**DATA SUPPLIED**:

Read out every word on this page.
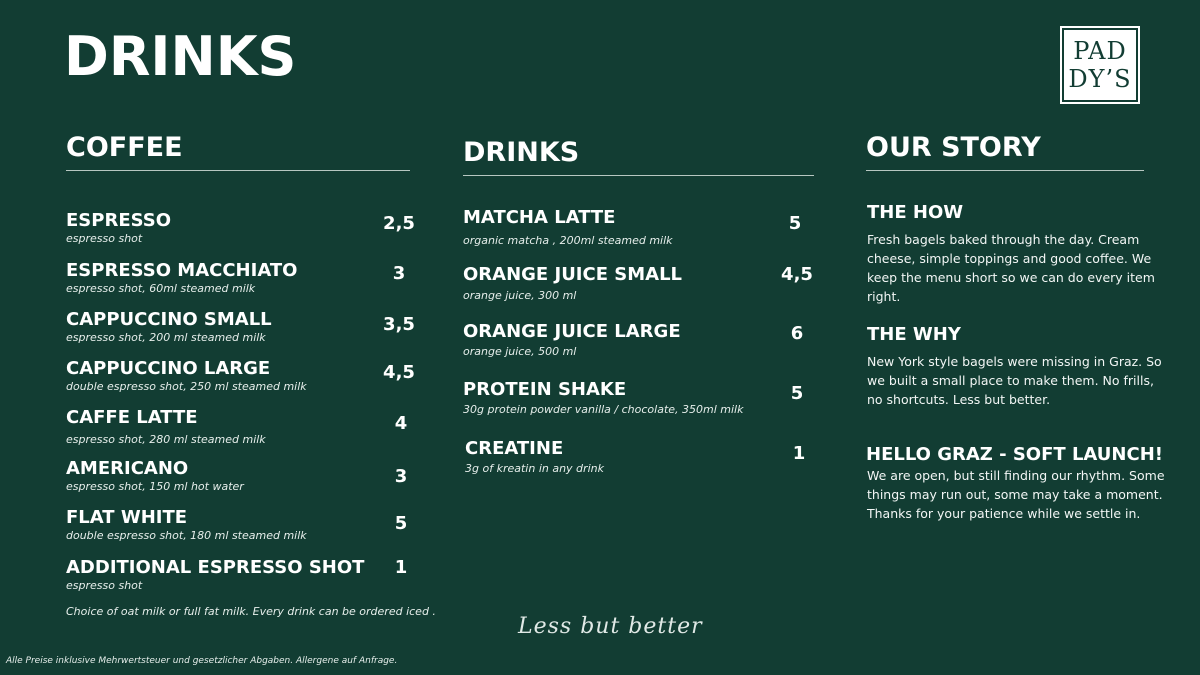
DRINKS	PAD
DY’S
COFFEE
ESPRESSO
espresso shot
2,5
ESPRESSO MACCHIATO
espresso shot, 60ml steamed milk
3
CAPPUCCINO SMALL
espresso shot, 200 ml steamed milk
3,5
CAPPUCCINO LARGE
double espresso shot, 250 ml steamed milk
4,5
CAFFE LATTE
espresso shot, 280 ml steamed milk
4
AMERICANO
espresso shot, 150 ml hot water	3
FLAT WHITE
double espresso shot, 180 ml steamed milk
5
ADDITIONAL ESPRESSO SHOT
espresso shot
1
Choice of oat milk or full fat milk. Every drink can be ordered iced .
DRINKS
MATCHA LATTE
organic matcha , 200ml steamed milk
5
ORANGE JUICE SMALL
orange juice, 300 ml
4,5
ORANGE JUICE LARGE
orange juice, 500 ml
6
PROTEIN SHAKE
30g protein powder vanilla / chocolate, 350ml milk
5
CREATINE
3g of kreatin in any drink
1
OUR STORY
THE HOW
Fresh bagels baked through the day. Cream cheese, simple toppings and good coffee. We keep the menu short so we can do every item right.
THE WHY
New York style bagels were missing in Graz. So we built a small place to make them. No frills, no shortcuts. Less but better.
HELLO GRAZ - SOFT LAUNCH!
We are open, but still finding our rhythm. Some things may run out, some may take a moment. Thanks for your patience while we settle in.
Less but better
Alle Preise inklusive Mehrwertsteuer und gesetzlicher Abgaben. Allergene auf Anfrage.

**TASK TO CARRY OUT**: The answer must consist of every line from the data that holds the string "better".

**WORKED SOLUTION**:
New York style bagels were missing in Graz. So we built a small place to make them. No frills, no shortcuts. Less but better.
Less but better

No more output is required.